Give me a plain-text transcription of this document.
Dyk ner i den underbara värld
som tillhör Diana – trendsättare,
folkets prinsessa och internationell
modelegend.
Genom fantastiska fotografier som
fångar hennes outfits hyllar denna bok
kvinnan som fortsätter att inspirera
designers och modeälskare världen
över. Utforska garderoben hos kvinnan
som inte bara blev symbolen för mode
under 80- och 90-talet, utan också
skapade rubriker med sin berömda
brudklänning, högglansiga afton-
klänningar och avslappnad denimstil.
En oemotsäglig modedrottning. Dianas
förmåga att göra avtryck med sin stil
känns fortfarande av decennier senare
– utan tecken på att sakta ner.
--
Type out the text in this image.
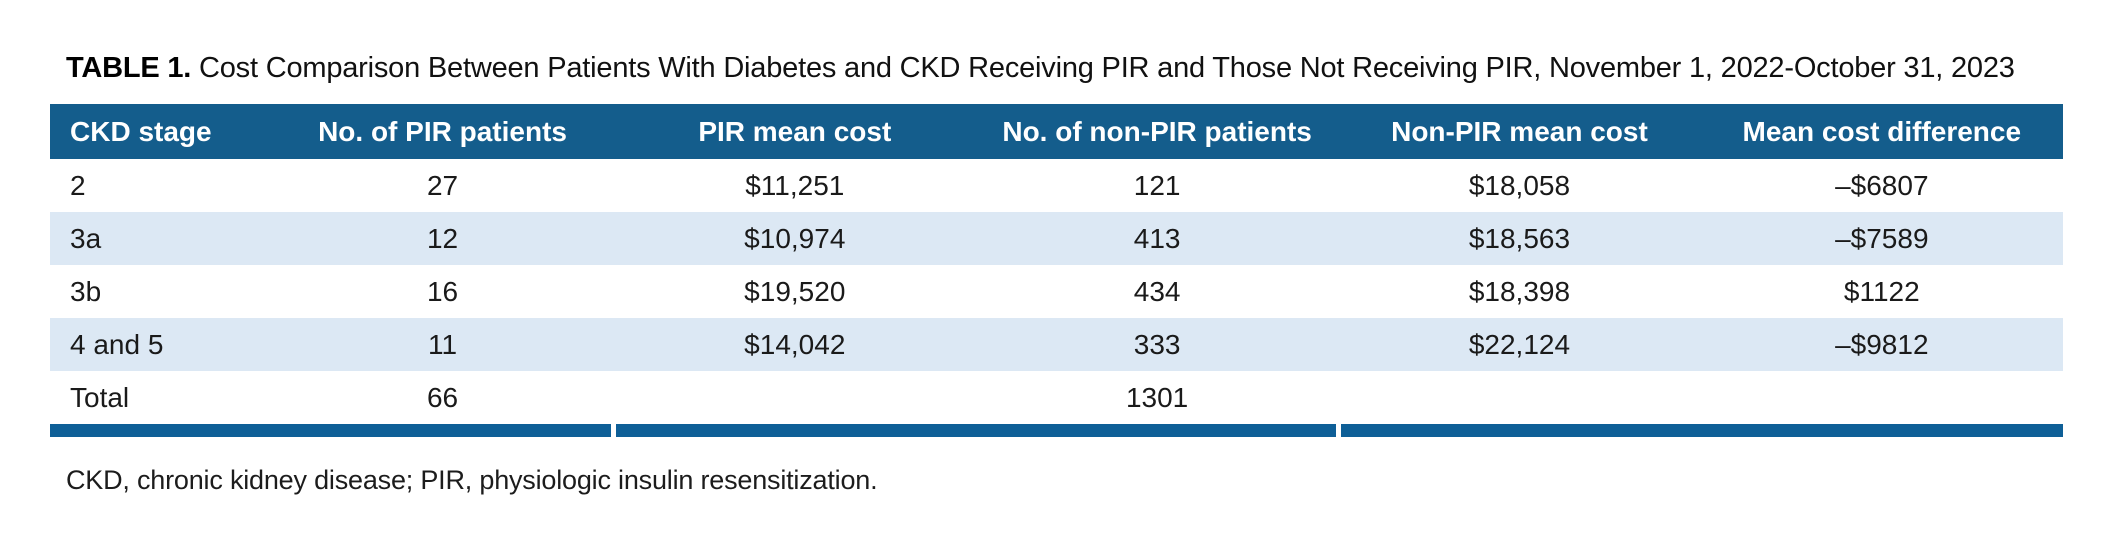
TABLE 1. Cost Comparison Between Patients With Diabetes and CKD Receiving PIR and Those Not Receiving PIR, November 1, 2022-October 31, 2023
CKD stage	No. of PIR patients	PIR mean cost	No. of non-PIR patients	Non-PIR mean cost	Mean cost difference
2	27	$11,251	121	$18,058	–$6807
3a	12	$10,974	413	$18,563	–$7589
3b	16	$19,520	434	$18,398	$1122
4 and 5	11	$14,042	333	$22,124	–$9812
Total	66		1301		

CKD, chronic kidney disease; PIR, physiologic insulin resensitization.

§ EXERCISE PROMPT
A complete answer gives every line of the data that includes "kvinnan".

§ RESULT OF THE TASK
kvinnan som fortsätter att inspirera
över. Utforska garderoben hos kvinnan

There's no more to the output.